* _TASK GOAL_
Identify each line holding the string "marker" and copy it.

# Start of RECORDS SUPPLIED

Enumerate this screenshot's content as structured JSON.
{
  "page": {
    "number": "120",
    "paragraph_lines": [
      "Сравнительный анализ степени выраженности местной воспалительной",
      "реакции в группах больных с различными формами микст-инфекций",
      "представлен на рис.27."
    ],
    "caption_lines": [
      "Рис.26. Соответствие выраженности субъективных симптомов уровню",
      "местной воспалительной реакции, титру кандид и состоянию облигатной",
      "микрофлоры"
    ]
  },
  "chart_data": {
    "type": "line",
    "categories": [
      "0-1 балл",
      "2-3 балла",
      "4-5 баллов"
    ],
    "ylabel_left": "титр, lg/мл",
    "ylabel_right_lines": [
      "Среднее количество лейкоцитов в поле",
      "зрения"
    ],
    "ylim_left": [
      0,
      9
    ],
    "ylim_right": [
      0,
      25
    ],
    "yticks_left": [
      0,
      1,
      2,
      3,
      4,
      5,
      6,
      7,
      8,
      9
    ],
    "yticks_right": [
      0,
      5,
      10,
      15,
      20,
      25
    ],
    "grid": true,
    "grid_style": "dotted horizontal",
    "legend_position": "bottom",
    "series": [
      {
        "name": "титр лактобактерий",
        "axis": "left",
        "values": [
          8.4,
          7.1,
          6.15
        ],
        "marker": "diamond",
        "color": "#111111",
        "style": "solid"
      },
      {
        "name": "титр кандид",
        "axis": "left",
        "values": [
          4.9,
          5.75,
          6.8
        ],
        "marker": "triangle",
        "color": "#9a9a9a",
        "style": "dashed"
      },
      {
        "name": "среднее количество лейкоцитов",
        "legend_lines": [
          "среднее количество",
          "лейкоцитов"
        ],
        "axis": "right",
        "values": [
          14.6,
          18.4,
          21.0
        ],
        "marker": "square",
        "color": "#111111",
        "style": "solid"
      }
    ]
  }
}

# End of RECORDS SUPPLIED

* _EXERCISE RESULT_
        "marker": "diamond",
        "marker": "triangle",
        "marker": "square",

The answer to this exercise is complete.